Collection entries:
- - - - - - -
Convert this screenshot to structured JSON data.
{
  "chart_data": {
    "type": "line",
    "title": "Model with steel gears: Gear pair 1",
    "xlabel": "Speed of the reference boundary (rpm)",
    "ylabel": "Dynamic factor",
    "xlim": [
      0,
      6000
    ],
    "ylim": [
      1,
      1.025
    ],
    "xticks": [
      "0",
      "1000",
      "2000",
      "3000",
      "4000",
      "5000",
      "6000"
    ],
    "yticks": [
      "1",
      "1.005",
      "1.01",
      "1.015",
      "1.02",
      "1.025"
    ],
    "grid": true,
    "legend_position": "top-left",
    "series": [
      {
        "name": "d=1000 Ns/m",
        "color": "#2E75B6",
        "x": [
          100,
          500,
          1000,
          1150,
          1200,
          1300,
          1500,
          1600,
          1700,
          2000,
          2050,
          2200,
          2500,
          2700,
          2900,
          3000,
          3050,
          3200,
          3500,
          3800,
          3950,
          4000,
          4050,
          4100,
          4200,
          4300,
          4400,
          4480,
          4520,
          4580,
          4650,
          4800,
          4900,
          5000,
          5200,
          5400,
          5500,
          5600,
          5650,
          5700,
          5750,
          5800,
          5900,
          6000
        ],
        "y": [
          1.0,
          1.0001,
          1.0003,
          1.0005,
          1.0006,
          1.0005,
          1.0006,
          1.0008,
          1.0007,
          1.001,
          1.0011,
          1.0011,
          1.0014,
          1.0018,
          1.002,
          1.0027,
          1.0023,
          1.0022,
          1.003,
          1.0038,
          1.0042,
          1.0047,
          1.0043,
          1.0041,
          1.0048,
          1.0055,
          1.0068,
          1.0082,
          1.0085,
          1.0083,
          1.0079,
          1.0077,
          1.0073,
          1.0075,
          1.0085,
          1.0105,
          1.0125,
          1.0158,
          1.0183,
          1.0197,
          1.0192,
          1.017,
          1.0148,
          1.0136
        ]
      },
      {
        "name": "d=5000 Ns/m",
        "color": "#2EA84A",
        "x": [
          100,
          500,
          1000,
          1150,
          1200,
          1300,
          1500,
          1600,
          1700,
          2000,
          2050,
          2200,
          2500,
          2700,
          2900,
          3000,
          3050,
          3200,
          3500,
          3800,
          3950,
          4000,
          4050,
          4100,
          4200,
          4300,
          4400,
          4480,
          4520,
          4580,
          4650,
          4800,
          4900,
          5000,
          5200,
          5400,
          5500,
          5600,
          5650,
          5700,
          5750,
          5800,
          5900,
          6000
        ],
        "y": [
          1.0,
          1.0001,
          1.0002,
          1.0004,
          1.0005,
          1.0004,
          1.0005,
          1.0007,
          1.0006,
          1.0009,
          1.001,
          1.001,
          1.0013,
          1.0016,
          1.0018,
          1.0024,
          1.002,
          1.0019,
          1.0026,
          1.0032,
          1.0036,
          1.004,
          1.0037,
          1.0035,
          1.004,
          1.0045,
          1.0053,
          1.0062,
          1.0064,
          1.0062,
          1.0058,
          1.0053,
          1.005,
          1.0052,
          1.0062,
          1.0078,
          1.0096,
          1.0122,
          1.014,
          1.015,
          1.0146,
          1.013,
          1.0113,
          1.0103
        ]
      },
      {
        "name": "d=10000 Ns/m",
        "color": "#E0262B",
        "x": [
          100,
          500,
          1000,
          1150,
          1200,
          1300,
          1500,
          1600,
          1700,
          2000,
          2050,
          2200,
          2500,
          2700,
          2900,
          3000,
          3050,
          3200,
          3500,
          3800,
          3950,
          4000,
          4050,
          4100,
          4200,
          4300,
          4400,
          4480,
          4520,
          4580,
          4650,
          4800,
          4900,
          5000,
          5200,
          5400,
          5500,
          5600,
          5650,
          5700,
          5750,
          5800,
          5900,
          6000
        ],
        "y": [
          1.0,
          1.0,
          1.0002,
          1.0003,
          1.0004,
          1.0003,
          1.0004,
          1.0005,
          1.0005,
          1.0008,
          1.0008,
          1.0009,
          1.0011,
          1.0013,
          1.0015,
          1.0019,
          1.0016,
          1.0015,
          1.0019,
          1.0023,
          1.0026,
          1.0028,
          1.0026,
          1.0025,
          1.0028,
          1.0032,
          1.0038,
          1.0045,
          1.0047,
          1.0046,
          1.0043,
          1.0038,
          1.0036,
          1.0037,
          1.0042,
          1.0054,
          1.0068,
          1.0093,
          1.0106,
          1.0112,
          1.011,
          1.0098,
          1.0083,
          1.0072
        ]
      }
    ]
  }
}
- - - - - - -
GIVEN EXERCISE:
Which lines contain the word "color"? Copy each one.

WRITTEN RESPONSE:
        "color": "#2E75B6",
        "color": "#2EA84A",
        "color": "#E0262B",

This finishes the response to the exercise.